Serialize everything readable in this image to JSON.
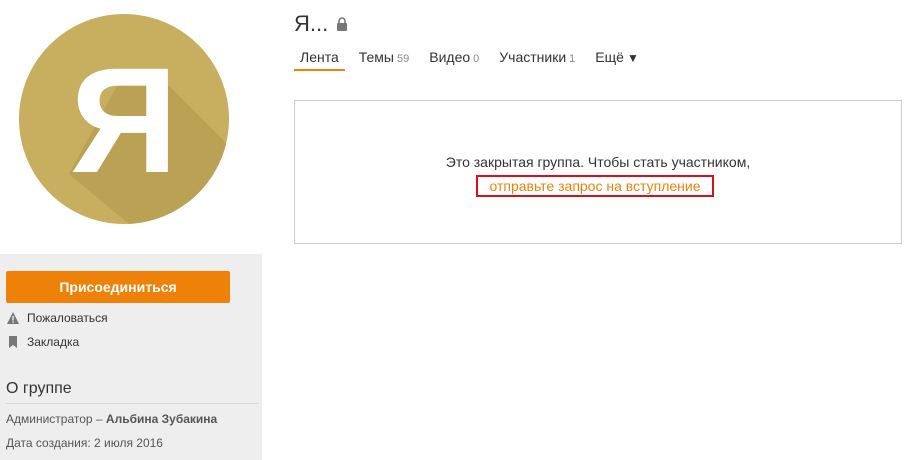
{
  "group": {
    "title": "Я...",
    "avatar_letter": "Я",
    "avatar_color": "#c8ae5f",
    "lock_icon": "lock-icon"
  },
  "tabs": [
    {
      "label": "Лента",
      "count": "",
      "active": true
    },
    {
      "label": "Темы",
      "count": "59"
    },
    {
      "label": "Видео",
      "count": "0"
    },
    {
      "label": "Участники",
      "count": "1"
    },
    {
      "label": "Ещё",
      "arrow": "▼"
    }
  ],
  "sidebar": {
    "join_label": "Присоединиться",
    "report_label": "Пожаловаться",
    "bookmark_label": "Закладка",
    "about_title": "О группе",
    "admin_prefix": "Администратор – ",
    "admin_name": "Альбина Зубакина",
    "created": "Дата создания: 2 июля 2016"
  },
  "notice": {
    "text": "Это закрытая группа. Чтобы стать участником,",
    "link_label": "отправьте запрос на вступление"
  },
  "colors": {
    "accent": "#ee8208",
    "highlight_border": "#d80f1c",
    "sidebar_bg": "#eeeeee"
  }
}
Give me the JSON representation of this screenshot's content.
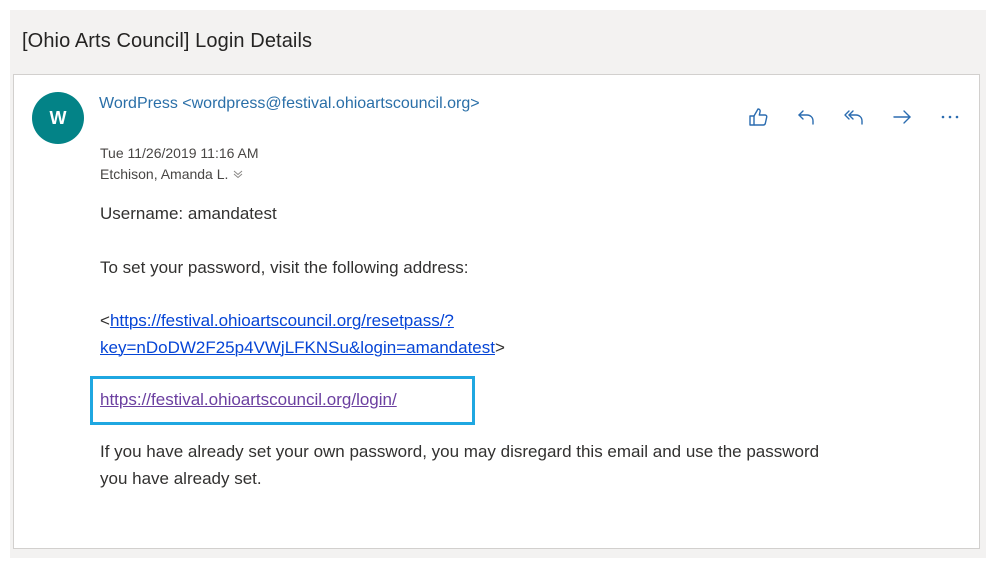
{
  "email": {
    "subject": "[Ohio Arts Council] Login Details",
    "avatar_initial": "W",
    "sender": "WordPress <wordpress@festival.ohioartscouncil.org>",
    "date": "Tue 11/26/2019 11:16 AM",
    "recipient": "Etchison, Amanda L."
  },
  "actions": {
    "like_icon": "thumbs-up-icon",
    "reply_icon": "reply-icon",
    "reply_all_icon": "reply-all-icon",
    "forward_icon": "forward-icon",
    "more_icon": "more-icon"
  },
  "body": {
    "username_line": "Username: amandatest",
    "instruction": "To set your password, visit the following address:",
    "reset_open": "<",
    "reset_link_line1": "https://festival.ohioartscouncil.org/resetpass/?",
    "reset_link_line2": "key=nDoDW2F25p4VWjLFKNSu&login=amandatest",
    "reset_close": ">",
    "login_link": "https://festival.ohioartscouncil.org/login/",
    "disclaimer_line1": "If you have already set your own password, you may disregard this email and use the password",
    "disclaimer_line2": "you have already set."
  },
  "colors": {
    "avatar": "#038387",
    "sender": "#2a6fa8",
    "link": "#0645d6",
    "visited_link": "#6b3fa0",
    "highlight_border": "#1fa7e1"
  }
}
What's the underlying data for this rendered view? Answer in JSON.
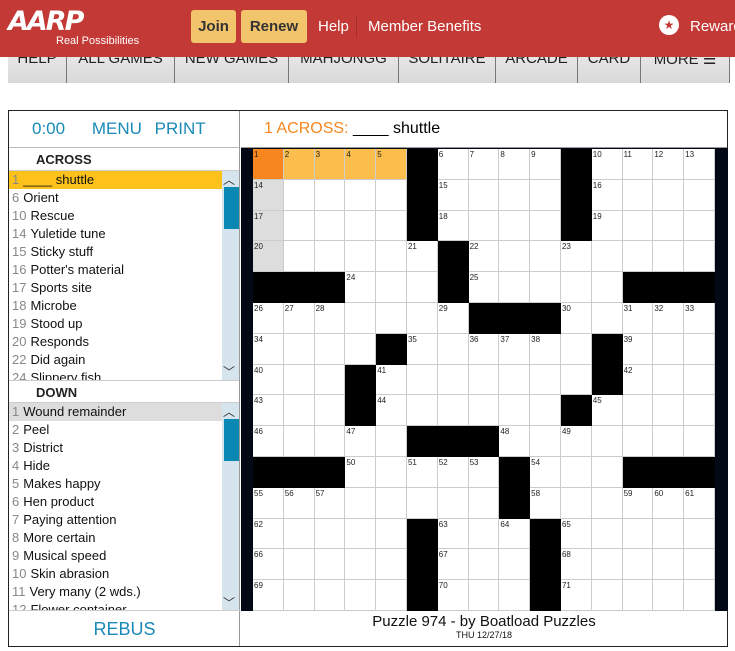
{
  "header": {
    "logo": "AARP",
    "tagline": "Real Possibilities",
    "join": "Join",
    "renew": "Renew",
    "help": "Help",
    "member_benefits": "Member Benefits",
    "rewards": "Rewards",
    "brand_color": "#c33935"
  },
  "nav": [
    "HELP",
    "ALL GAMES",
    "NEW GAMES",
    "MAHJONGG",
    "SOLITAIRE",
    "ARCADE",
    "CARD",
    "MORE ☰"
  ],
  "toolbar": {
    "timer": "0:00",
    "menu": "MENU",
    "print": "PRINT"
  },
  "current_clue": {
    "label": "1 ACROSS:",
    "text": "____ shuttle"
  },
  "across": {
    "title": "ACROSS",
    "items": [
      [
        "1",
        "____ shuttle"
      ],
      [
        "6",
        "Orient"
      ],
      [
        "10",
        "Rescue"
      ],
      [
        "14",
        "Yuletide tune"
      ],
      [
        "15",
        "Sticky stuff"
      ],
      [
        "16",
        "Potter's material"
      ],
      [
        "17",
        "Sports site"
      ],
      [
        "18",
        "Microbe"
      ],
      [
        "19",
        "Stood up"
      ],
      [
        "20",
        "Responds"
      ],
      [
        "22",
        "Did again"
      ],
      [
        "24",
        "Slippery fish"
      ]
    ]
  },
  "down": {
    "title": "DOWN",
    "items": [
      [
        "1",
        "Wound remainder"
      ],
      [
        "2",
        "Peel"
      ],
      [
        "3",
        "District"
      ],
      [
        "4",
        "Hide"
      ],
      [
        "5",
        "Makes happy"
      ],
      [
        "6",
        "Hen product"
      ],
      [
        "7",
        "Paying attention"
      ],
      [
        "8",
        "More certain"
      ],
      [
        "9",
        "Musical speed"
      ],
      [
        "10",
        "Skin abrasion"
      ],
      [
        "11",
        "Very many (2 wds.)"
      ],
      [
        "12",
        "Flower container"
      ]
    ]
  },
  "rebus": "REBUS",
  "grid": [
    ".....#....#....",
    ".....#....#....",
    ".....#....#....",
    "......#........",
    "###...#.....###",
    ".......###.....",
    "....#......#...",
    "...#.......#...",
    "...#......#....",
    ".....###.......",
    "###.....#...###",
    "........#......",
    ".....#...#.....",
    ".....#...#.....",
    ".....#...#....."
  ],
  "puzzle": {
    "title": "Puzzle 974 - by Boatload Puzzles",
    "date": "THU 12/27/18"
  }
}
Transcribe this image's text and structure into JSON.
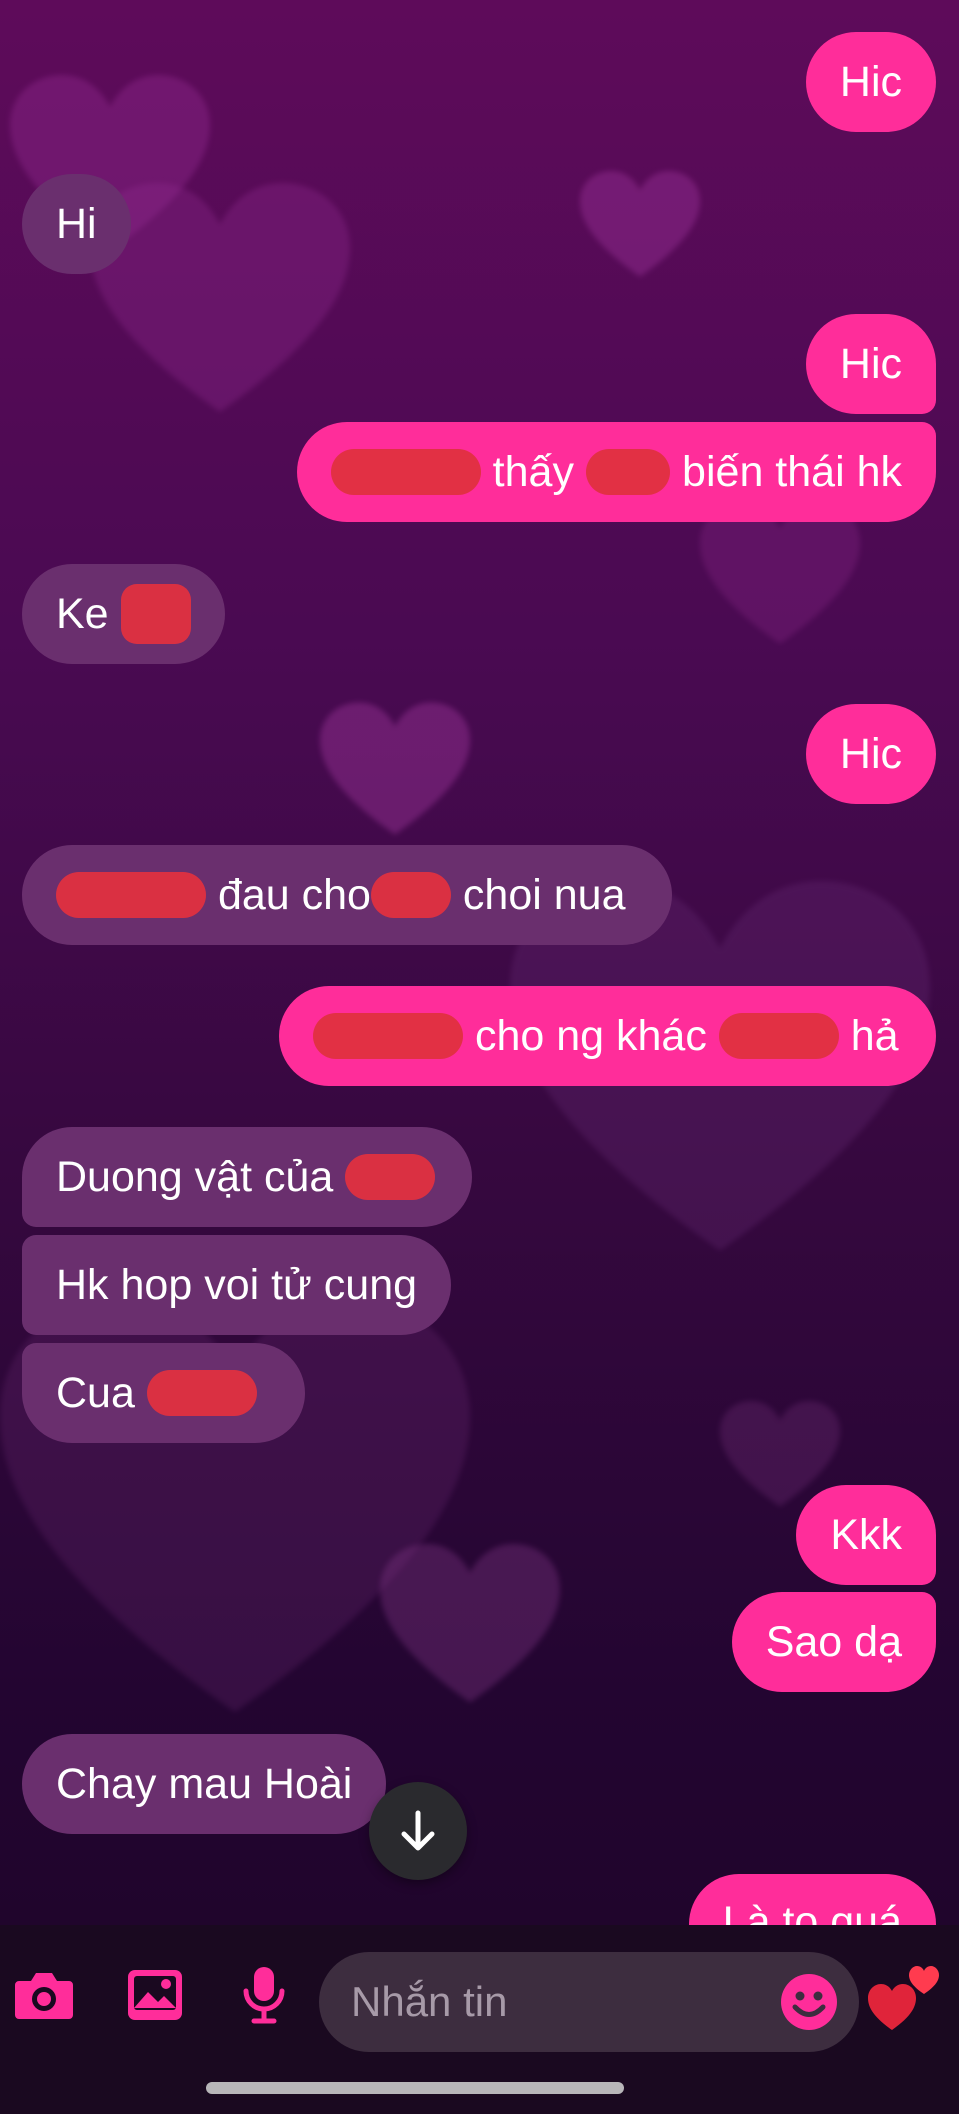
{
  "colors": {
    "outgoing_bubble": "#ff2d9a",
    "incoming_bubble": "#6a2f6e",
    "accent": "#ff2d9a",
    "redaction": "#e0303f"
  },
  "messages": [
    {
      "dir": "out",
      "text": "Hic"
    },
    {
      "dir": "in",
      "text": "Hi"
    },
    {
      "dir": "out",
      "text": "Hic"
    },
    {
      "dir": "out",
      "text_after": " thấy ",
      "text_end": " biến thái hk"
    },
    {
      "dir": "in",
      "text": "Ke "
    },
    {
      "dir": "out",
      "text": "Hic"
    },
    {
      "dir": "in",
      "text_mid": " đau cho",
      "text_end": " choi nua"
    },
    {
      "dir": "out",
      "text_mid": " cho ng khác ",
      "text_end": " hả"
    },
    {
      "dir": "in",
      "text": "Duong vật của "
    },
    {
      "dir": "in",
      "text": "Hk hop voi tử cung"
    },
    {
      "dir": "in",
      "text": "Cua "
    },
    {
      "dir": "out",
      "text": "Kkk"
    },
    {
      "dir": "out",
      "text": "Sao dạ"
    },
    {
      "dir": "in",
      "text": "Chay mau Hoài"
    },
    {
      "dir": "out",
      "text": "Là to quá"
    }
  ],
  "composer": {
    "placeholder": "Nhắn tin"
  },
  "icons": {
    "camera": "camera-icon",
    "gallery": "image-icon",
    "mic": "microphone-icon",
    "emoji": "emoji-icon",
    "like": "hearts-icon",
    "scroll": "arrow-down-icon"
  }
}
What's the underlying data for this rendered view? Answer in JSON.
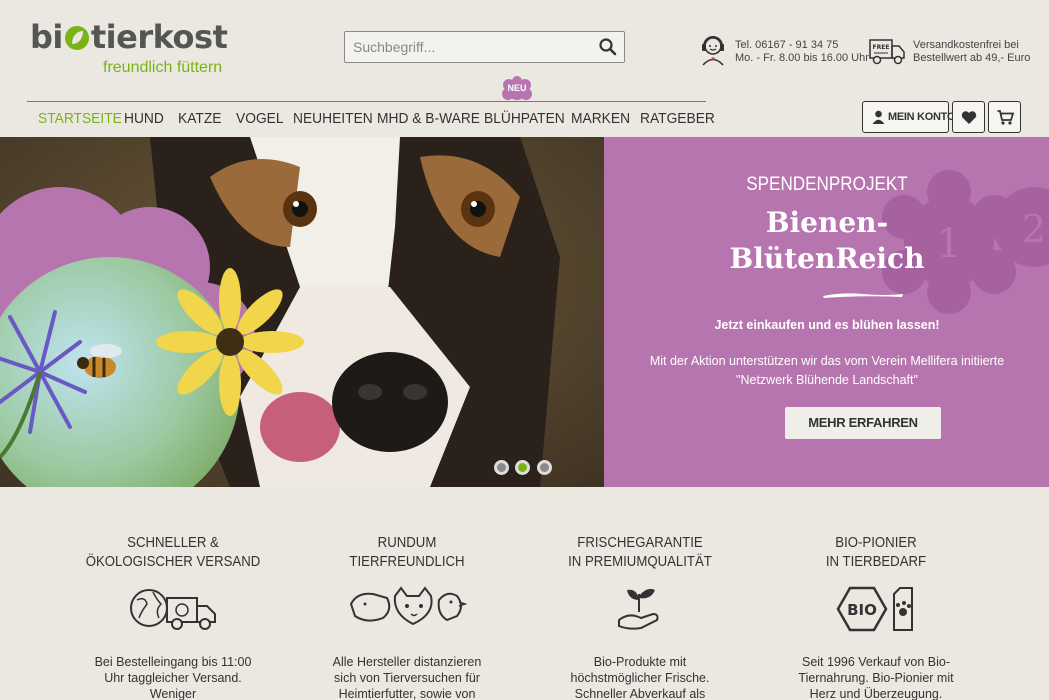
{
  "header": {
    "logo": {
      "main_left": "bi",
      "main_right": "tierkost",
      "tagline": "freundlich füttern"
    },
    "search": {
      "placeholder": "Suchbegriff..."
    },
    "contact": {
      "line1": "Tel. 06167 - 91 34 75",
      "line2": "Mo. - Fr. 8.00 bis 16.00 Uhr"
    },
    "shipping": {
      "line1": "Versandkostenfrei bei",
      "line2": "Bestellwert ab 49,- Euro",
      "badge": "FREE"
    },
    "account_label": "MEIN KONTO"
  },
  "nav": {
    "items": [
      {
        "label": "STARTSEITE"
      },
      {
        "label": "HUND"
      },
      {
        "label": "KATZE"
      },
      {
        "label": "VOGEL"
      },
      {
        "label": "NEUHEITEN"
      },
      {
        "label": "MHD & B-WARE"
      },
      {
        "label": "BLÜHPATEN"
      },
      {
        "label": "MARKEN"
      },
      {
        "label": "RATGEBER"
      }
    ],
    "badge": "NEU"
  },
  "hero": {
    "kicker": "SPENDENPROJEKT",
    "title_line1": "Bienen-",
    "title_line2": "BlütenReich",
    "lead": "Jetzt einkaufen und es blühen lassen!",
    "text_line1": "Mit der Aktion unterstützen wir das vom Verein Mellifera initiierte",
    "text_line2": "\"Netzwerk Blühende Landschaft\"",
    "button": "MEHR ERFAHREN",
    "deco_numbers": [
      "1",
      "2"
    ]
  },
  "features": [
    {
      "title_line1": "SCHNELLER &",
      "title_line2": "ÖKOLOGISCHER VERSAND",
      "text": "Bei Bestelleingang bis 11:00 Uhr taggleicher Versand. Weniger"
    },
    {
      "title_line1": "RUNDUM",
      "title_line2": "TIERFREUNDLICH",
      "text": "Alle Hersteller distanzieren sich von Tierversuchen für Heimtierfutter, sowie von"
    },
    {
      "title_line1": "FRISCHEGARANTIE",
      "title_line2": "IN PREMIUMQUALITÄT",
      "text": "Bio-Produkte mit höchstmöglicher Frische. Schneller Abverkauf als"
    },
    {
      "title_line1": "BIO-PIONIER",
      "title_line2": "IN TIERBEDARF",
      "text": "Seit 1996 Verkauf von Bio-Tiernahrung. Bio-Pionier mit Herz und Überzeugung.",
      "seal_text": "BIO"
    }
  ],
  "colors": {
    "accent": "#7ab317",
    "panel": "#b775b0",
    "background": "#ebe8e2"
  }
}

● Exercise
Lines containing the word "have" must all be returned from the material above.

● Answer to this problem
    "disclaimer_line1": "If you have already set your own password, you may disregard this email and use the password",
    "disclaimer_line2": "you have already set."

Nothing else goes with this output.